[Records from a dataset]
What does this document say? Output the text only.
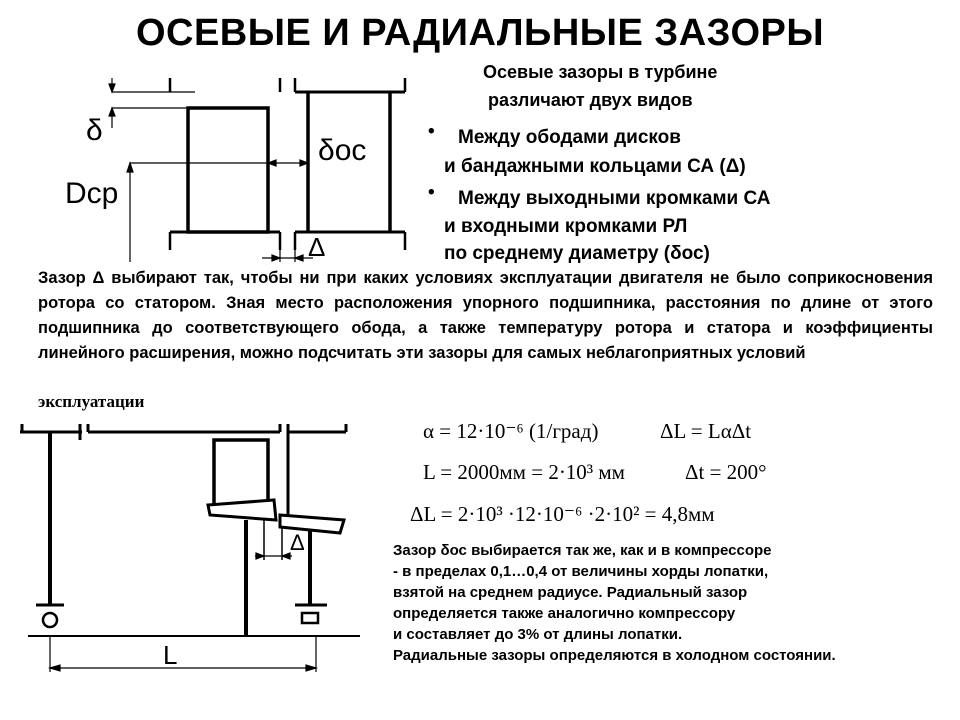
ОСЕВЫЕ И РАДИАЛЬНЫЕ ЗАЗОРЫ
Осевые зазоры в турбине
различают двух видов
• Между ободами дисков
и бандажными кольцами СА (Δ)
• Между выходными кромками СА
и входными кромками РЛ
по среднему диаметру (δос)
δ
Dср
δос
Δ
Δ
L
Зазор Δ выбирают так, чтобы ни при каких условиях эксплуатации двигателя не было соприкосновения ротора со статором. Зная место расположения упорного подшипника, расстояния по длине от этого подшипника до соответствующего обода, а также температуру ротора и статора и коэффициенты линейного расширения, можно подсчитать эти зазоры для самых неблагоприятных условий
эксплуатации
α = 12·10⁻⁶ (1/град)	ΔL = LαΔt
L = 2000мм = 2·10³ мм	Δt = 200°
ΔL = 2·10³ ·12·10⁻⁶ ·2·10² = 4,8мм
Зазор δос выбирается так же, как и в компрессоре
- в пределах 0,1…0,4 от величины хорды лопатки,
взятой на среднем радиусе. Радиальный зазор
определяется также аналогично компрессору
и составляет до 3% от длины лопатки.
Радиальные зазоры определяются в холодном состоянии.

*Written exercise*. Give the data above again in full and unchanged, skipping the pictures.

*Solution*.
What does this document say? Output the text only.
ОСЕВЫЕ И РАДИАЛЬНЫЕ ЗАЗОРЫ
Осевые зазоры в турбине
различают двух видов
• Между ободами дисков
и бандажными кольцами СА (Δ)
• Между выходными кромками СА
и входными кромками РЛ
по среднему диаметру (δос)
δ
Dср
δос
Δ
Δ
L
Зазор Δ выбирают так, чтобы ни при каких условиях эксплуатации двигателя не было соприкосновения ротора со статором. Зная место расположения упорного подшипника, расстояния по длине от этого подшипника до соответствующего обода, а также температуру ротора и статора и коэффициенты линейного расширения, можно подсчитать эти зазоры для самых неблагоприятных условий
эксплуатации
α = 12·10⁻⁶ (1/град)	ΔL = LαΔt
L = 2000мм = 2·10³ мм	Δt = 200°
ΔL = 2·10³ ·12·10⁻⁶ ·2·10² = 4,8мм
Зазор δос выбирается так же, как и в компрессоре
- в пределах 0,1…0,4 от величины хорды лопатки,
взятой на среднем радиусе. Радиальный зазор
определяется также аналогично компрессору
и составляет до 3% от длины лопатки.
Радиальные зазоры определяются в холодном состоянии.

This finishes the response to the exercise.